Figure content listings
********
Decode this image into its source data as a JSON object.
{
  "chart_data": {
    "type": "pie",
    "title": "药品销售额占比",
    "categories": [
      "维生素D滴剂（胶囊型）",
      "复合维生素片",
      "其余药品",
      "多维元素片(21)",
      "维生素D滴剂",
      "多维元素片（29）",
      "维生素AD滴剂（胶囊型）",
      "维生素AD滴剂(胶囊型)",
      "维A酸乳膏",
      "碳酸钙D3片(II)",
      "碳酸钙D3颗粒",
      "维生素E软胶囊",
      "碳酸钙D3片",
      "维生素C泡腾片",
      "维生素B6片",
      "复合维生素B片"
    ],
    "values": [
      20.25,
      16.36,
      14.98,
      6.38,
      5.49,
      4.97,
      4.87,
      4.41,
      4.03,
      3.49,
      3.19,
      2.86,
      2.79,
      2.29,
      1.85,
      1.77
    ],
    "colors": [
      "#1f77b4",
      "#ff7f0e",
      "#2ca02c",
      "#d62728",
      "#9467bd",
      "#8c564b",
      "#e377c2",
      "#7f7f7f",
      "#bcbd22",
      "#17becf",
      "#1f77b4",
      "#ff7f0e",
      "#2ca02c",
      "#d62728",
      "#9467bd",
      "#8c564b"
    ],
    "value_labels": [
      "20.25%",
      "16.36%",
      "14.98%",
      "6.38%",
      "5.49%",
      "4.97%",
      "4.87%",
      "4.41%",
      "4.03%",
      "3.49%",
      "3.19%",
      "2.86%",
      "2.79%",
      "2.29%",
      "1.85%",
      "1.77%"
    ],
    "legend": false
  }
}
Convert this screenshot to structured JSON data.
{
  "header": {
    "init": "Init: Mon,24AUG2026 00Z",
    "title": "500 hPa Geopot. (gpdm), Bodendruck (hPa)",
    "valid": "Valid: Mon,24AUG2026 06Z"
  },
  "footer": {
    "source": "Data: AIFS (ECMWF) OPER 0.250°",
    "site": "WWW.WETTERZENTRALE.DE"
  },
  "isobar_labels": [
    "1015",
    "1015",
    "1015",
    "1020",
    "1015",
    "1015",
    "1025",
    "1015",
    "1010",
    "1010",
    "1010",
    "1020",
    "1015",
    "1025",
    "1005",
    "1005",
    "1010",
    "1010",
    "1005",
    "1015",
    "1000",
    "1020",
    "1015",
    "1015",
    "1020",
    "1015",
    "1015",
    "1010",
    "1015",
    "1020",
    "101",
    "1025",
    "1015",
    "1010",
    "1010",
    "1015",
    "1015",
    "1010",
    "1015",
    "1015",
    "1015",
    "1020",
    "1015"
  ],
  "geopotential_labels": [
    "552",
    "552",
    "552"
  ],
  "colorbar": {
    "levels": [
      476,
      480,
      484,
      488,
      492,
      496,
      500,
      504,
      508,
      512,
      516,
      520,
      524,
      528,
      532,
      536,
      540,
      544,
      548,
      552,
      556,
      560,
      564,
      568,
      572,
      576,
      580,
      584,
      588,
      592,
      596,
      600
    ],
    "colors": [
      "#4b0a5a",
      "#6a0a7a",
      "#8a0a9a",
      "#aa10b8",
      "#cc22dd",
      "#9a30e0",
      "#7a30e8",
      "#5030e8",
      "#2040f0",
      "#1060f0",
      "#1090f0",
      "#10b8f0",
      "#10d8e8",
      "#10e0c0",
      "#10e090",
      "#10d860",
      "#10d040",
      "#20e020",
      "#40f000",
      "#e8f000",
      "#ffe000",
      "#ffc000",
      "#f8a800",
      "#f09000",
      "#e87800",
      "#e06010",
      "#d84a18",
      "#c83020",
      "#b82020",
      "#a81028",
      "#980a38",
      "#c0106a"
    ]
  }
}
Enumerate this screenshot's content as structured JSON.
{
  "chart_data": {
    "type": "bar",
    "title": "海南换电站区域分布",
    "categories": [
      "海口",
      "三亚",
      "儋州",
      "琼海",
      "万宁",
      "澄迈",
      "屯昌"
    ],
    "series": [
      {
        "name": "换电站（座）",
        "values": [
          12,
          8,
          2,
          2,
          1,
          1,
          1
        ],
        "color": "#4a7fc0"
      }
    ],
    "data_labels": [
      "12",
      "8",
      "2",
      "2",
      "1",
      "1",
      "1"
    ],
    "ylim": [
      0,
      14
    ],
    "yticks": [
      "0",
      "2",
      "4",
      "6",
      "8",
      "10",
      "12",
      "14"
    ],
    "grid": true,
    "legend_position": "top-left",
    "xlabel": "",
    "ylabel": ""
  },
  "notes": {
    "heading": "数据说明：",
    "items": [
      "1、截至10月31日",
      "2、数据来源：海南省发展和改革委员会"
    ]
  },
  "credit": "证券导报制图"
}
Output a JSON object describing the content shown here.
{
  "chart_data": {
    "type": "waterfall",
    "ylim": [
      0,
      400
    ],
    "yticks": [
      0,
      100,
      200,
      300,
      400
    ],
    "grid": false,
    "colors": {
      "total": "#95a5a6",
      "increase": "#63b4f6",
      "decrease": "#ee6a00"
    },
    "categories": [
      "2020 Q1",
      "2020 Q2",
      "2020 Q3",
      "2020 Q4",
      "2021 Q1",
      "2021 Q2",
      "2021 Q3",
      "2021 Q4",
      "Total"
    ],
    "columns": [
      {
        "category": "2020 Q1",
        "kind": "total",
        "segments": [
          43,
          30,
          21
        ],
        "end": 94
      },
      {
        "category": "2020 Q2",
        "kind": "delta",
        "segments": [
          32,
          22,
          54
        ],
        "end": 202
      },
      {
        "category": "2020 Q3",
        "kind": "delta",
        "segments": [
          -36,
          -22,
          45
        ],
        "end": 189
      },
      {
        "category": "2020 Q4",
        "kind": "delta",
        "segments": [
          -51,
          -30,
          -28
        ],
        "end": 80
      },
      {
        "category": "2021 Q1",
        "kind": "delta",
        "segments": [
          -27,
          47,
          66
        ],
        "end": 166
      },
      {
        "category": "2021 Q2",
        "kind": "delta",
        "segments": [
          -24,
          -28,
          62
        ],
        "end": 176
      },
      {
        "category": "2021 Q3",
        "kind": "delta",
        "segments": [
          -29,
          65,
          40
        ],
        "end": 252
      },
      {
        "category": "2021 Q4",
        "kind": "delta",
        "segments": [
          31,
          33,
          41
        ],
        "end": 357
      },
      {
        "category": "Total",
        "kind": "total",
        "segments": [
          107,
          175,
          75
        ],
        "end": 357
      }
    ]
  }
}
********
> Given request
Transcribe the whole listing with nothing added or left out.

> The solution
Decode this image into its source data as a JSON object.
{
  "chart_data": {
    "type": "pie",
    "title": "药品销售额占比",
    "categories": [
      "维生素D滴剂（胶囊型）",
      "复合维生素片",
      "其余药品",
      "多维元素片(21)",
      "维生素D滴剂",
      "多维元素片（29）",
      "维生素AD滴剂（胶囊型）",
      "维生素AD滴剂(胶囊型)",
      "维A酸乳膏",
      "碳酸钙D3片(II)",
      "碳酸钙D3颗粒",
      "维生素E软胶囊",
      "碳酸钙D3片",
      "维生素C泡腾片",
      "维生素B6片",
      "复合维生素B片"
    ],
    "values": [
      20.25,
      16.36,
      14.98,
      6.38,
      5.49,
      4.97,
      4.87,
      4.41,
      4.03,
      3.49,
      3.19,
      2.86,
      2.79,
      2.29,
      1.85,
      1.77
    ],
    "colors": [
      "#1f77b4",
      "#ff7f0e",
      "#2ca02c",
      "#d62728",
      "#9467bd",
      "#8c564b",
      "#e377c2",
      "#7f7f7f",
      "#bcbd22",
      "#17becf",
      "#1f77b4",
      "#ff7f0e",
      "#2ca02c",
      "#d62728",
      "#9467bd",
      "#8c564b"
    ],
    "value_labels": [
      "20.25%",
      "16.36%",
      "14.98%",
      "6.38%",
      "5.49%",
      "4.97%",
      "4.87%",
      "4.41%",
      "4.03%",
      "3.49%",
      "3.19%",
      "2.86%",
      "2.79%",
      "2.29%",
      "1.85%",
      "1.77%"
    ],
    "legend": false
  }
}
Convert this screenshot to structured JSON data.
{
  "header": {
    "init": "Init: Mon,24AUG2026 00Z",
    "title": "500 hPa Geopot. (gpdm), Bodendruck (hPa)",
    "valid": "Valid: Mon,24AUG2026 06Z"
  },
  "footer": {
    "source": "Data: AIFS (ECMWF) OPER 0.250°",
    "site": "WWW.WETTERZENTRALE.DE"
  },
  "isobar_labels": [
    "1015",
    "1015",
    "1015",
    "1020",
    "1015",
    "1015",
    "1025",
    "1015",
    "1010",
    "1010",
    "1010",
    "1020",
    "1015",
    "1025",
    "1005",
    "1005",
    "1010",
    "1010",
    "1005",
    "1015",
    "1000",
    "1020",
    "1015",
    "1015",
    "1020",
    "1015",
    "1015",
    "1010",
    "1015",
    "1020",
    "101",
    "1025",
    "1015",
    "1010",
    "1010",
    "1015",
    "1015",
    "1010",
    "1015",
    "1015",
    "1015",
    "1020",
    "1015"
  ],
  "geopotential_labels": [
    "552",
    "552",
    "552"
  ],
  "colorbar": {
    "levels": [
      476,
      480,
      484,
      488,
      492,
      496,
      500,
      504,
      508,
      512,
      516,
      520,
      524,
      528,
      532,
      536,
      540,
      544,
      548,
      552,
      556,
      560,
      564,
      568,
      572,
      576,
      580,
      584,
      588,
      592,
      596,
      600
    ],
    "colors": [
      "#4b0a5a",
      "#6a0a7a",
      "#8a0a9a",
      "#aa10b8",
      "#cc22dd",
      "#9a30e0",
      "#7a30e8",
      "#5030e8",
      "#2040f0",
      "#1060f0",
      "#1090f0",
      "#10b8f0",
      "#10d8e8",
      "#10e0c0",
      "#10e090",
      "#10d860",
      "#10d040",
      "#20e020",
      "#40f000",
      "#e8f000",
      "#ffe000",
      "#ffc000",
      "#f8a800",
      "#f09000",
      "#e87800",
      "#e06010",
      "#d84a18",
      "#c83020",
      "#b82020",
      "#a81028",
      "#980a38",
      "#c0106a"
    ]
  }
}
Enumerate this screenshot's content as structured JSON.
{
  "chart_data": {
    "type": "bar",
    "title": "海南换电站区域分布",
    "categories": [
      "海口",
      "三亚",
      "儋州",
      "琼海",
      "万宁",
      "澄迈",
      "屯昌"
    ],
    "series": [
      {
        "name": "换电站（座）",
        "values": [
          12,
          8,
          2,
          2,
          1,
          1,
          1
        ],
        "color": "#4a7fc0"
      }
    ],
    "data_labels": [
      "12",
      "8",
      "2",
      "2",
      "1",
      "1",
      "1"
    ],
    "ylim": [
      0,
      14
    ],
    "yticks": [
      "0",
      "2",
      "4",
      "6",
      "8",
      "10",
      "12",
      "14"
    ],
    "grid": true,
    "legend_position": "top-left",
    "xlabel": "",
    "ylabel": ""
  },
  "notes": {
    "heading": "数据说明：",
    "items": [
      "1、截至10月31日",
      "2、数据来源：海南省发展和改革委员会"
    ]
  },
  "credit": "证券导报制图"
}
Output a JSON object describing the content shown here.
{
  "chart_data": {
    "type": "waterfall",
    "ylim": [
      0,
      400
    ],
    "yticks": [
      0,
      100,
      200,
      300,
      400
    ],
    "grid": false,
    "colors": {
      "total": "#95a5a6",
      "increase": "#63b4f6",
      "decrease": "#ee6a00"
    },
    "categories": [
      "2020 Q1",
      "2020 Q2",
      "2020 Q3",
      "2020 Q4",
      "2021 Q1",
      "2021 Q2",
      "2021 Q3",
      "2021 Q4",
      "Total"
    ],
    "columns": [
      {
        "category": "2020 Q1",
        "kind": "total",
        "segments": [
          43,
          30,
          21
        ],
        "end": 94
      },
      {
        "category": "2020 Q2",
        "kind": "delta",
        "segments": [
          32,
          22,
          54
        ],
        "end": 202
      },
      {
        "category": "2020 Q3",
        "kind": "delta",
        "segments": [
          -36,
          -22,
          45
        ],
        "end": 189
      },
      {
        "category": "2020 Q4",
        "kind": "delta",
        "segments": [
          -51,
          -30,
          -28
        ],
        "end": 80
      },
      {
        "category": "2021 Q1",
        "kind": "delta",
        "segments": [
          -27,
          47,
          66
        ],
        "end": 166
      },
      {
        "category": "2021 Q2",
        "kind": "delta",
        "segments": [
          -24,
          -28,
          62
        ],
        "end": 176
      },
      {
        "category": "2021 Q3",
        "kind": "delta",
        "segments": [
          -29,
          65,
          40
        ],
        "end": 252
      },
      {
        "category": "2021 Q4",
        "kind": "delta",
        "segments": [
          31,
          33,
          41
        ],
        "end": 357
      },
      {
        "category": "Total",
        "kind": "total",
        "segments": [
          107,
          175,
          75
        ],
        "end": 357
      }
    ]
  }
}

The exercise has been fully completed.